> [DIRECTIONS]: Quote the entries in full, character for character, without their images.

> [DATASET RECORDS]:
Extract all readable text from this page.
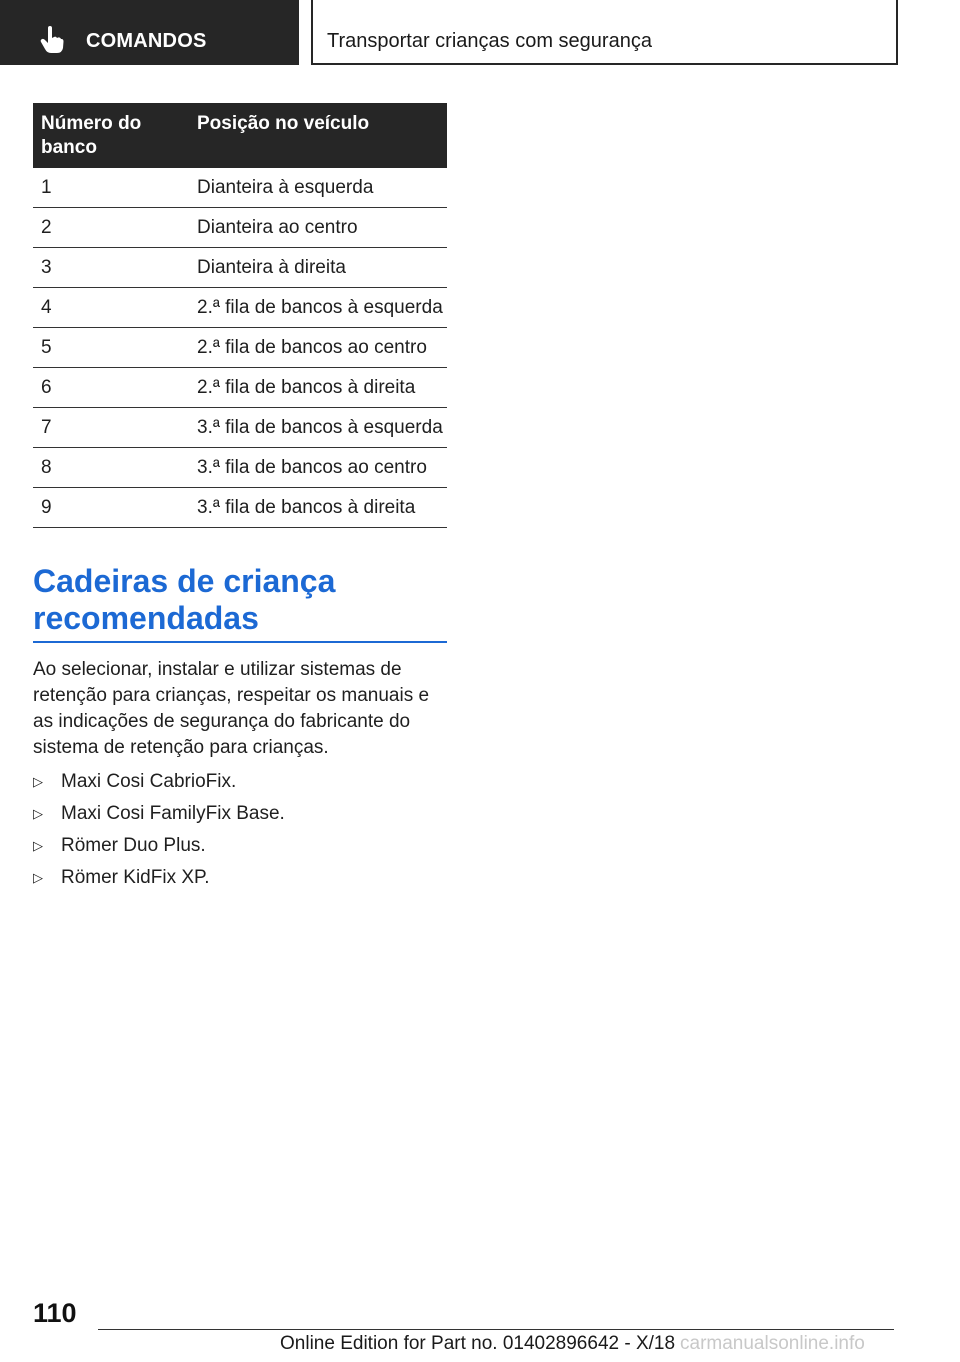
COMANDOS	Transportar crianças com segurança
Número do banco	Posição no veículo
1	Dianteira à esquerda
2	Dianteira ao centro
3	Dianteira à direita
4	2.ª fila de bancos à esquerda
5	2.ª fila de bancos ao centro
6	2.ª fila de bancos à direita
7	3.ª fila de bancos à esquerda
8	3.ª fila de bancos ao centro
9	3.ª fila de bancos à direita
Cadeiras de criança recomendadas

Ao selecionar, instalar e utilizar sistemas de retenção para crianças, respeitar os manuais e as indicações de segurança do fabricante do sistema de retenção para crianças.

▷ Maxi Cosi CabrioFix.
▷ Maxi Cosi FamilyFix Base.
▷ Römer Duo Plus.
▷ Römer KidFix XP.
110
Online Edition for Part no. 01402896642 - X/18 carmanualsonline.info
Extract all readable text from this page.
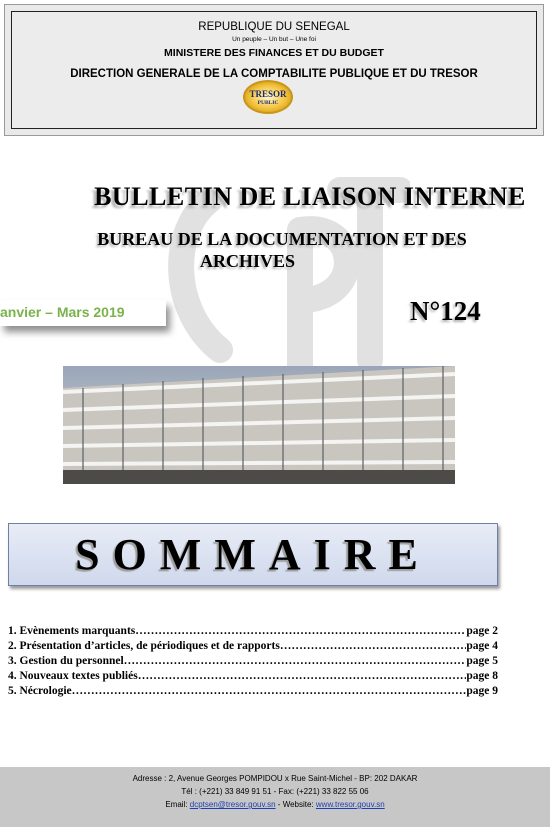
REPUBLIQUE DU SENEGAL
Un peuple – Un but – Une foi
MINISTERE DES FINANCES ET DU BUDGET
DIRECTION GENERALE DE LA COMPTABILITE PUBLIQUE ET DU TRESOR
TRESOR
PUBLIC
BULLETIN DE LIAISON INTERNE
BUREAU DE LA DOCUMENTATION ET DES
ARCHIVES
anvier – Mars 2019	N°124
SOMMAIRE
1. Evènements marquants …………………………………………………………………………………………………………………………………	page 2
2. Présentation d’articles, de périodiques et de rapports …………………………………………………………………………………………………………………………………	page 4
3. Gestion du personnel …………………………………………………………………………………………………………………………………	page 5
4. Nouveaux textes publiés …………………………………………………………………………………………………………………………………	page 8
5. Nécrologie …………………………………………………………………………………………………………………………………	page 9
Adresse : 2, Avenue Georges POMPIDOU x Rue Saint-Michel - BP: 202 DAKAR
Tél : (+221) 33 849 91 51 - Fax: (+221) 33 822 55 06
Email: dcptsen@tresor.gouv.sn - Website: www.tresor.gouv.sn
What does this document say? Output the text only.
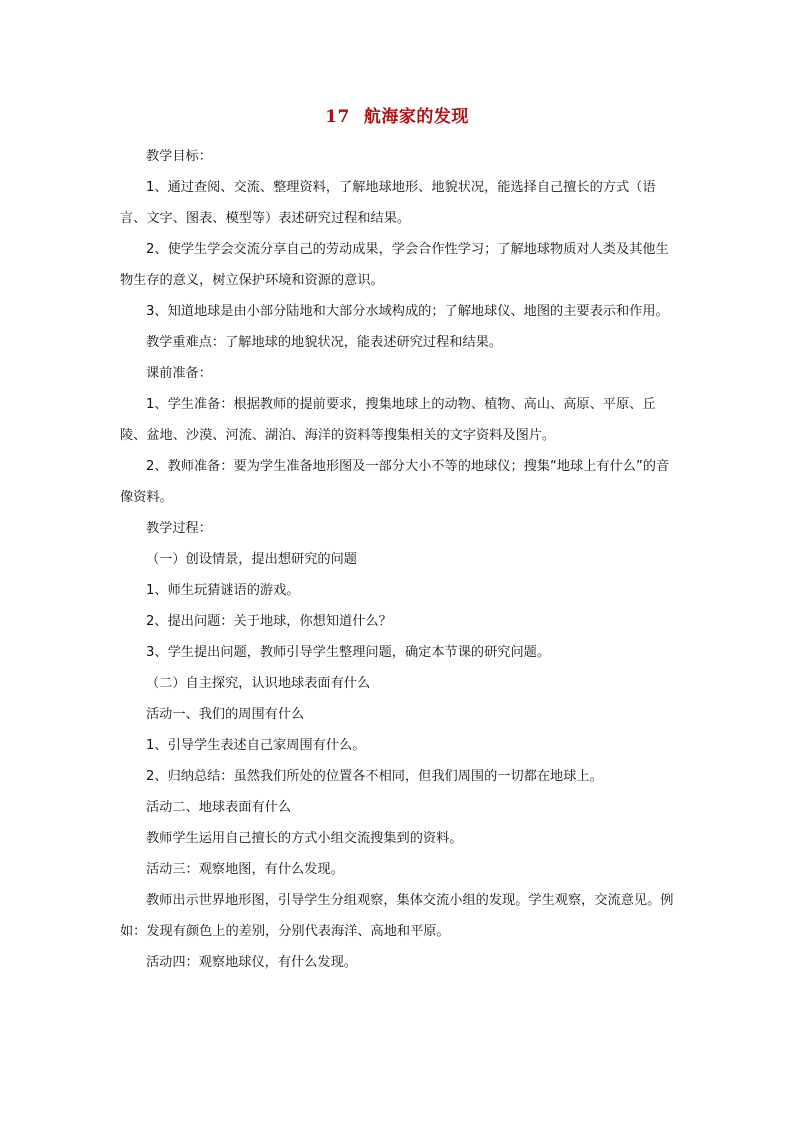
17 航海家的发现

教学目标：

1、通过查阅、交流、整理资料，了解地球地形、地貌状况，能选择自己擅长的方式（语言、文字、图表、模型等）表述研究过程和结果。

2、使学生学会交流分享自己的劳动成果，学会合作性学习；了解地球物质对人类及其他生物生存的意义，树立保护环境和资源的意识。

3、知道地球是由小部分陆地和大部分水域构成的；了解地球仪、地图的主要表示和作用。

教学重难点：了解地球的地貌状况，能表述研究过程和结果。

课前准备：

1、学生准备：根据教师的提前要求，搜集地球上的动物、植物、高山、高原、平原、丘陵、盆地、沙漠、河流、湖泊、海洋的资料等搜集相关的文字资料及图片。

2、教师准备：要为学生准备地形图及一部分大小不等的地球仪；搜集“地球上有什么”的音像资料。

教学过程：

（一）创设情景，提出想研究的问题

1、师生玩猜谜语的游戏。

2、提出问题：关于地球，你想知道什么？

3、学生提出问题，教师引导学生整理问题，确定本节课的研究问题。

（二）自主探究，认识地球表面有什么

活动一、我们的周围有什么

1、引导学生表述自己家周围有什么。

2、归纳总结：虽然我们所处的位置各不相同，但我们周围的一切都在地球上。

活动二、地球表面有什么

教师学生运用自己擅长的方式小组交流搜集到的资料。

活动三：观察地图，有什么发现。

教师出示世界地形图，引导学生分组观察，集体交流小组的发现。学生观察，交流意见。例如：发现有颜色上的差别，分别代表海洋、高地和平原。

活动四：观察地球仪，有什么发现。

> [SOLUTION FOR THIS TASK]:
Extract all readable text from this page.
COMANDOS	Transportar crianças com segurança
Número do banco	Posição no veículo
1	Dianteira à esquerda
2	Dianteira ao centro
3	Dianteira à direita
4	2.ª fila de bancos à esquerda
5	2.ª fila de bancos ao centro
6	2.ª fila de bancos à direita
7	3.ª fila de bancos à esquerda
8	3.ª fila de bancos ao centro
9	3.ª fila de bancos à direita
Cadeiras de criança recomendadas

Ao selecionar, instalar e utilizar sistemas de retenção para crianças, respeitar os manuais e as indicações de segurança do fabricante do sistema de retenção para crianças.

▷ Maxi Cosi CabrioFix.
▷ Maxi Cosi FamilyFix Base.
▷ Römer Duo Plus.
▷ Römer KidFix XP.
110
Online Edition for Part no. 01402896642 - X/18 carmanualsonline.info
Extract all readable text from this page.
REPUBLIQUE DU SENEGAL
Un peuple – Un but – Une foi
MINISTERE DES FINANCES ET DU BUDGET
DIRECTION GENERALE DE LA COMPTABILITE PUBLIQUE ET DU TRESOR
TRESOR
PUBLIC
BULLETIN DE LIAISON INTERNE
BUREAU DE LA DOCUMENTATION ET DES
ARCHIVES
anvier – Mars 2019	N°124
SOMMAIRE
1. Evènements marquants …………………………………………………………………………………………………………………………………	page 2
2. Présentation d’articles, de périodiques et de rapports …………………………………………………………………………………………………………………………………	page 4
3. Gestion du personnel …………………………………………………………………………………………………………………………………	page 5
4. Nouveaux textes publiés …………………………………………………………………………………………………………………………………	page 8
5. Nécrologie …………………………………………………………………………………………………………………………………	page 9
Adresse : 2, Avenue Georges POMPIDOU x Rue Saint-Michel - BP: 202 DAKAR
Tél : (+221) 33 849 91 51 - Fax: (+221) 33 822 55 06
Email: dcptsen@tresor.gouv.sn - Website: www.tresor.gouv.sn
What does this document say? Output the text only.
17 航海家的发现

教学目标：

1、通过查阅、交流、整理资料，了解地球地形、地貌状况，能选择自己擅长的方式（语言、文字、图表、模型等）表述研究过程和结果。

2、使学生学会交流分享自己的劳动成果，学会合作性学习；了解地球物质对人类及其他生物生存的意义，树立保护环境和资源的意识。

3、知道地球是由小部分陆地和大部分水域构成的；了解地球仪、地图的主要表示和作用。

教学重难点：了解地球的地貌状况，能表述研究过程和结果。

课前准备：

1、学生准备：根据教师的提前要求，搜集地球上的动物、植物、高山、高原、平原、丘陵、盆地、沙漠、河流、湖泊、海洋的资料等搜集相关的文字资料及图片。

2、教师准备：要为学生准备地形图及一部分大小不等的地球仪；搜集“地球上有什么”的音像资料。

教学过程：

（一）创设情景，提出想研究的问题

1、师生玩猜谜语的游戏。

2、提出问题：关于地球，你想知道什么？

3、学生提出问题，教师引导学生整理问题，确定本节课的研究问题。

（二）自主探究，认识地球表面有什么

活动一、我们的周围有什么

1、引导学生表述自己家周围有什么。

2、归纳总结：虽然我们所处的位置各不相同，但我们周围的一切都在地球上。

活动二、地球表面有什么

教师学生运用自己擅长的方式小组交流搜集到的资料。

活动三：观察地图，有什么发现。

教师出示世界地形图，引导学生分组观察，集体交流小组的发现。学生观察，交流意见。例如：发现有颜色上的差别，分别代表海洋、高地和平原。

活动四：观察地球仪，有什么发现。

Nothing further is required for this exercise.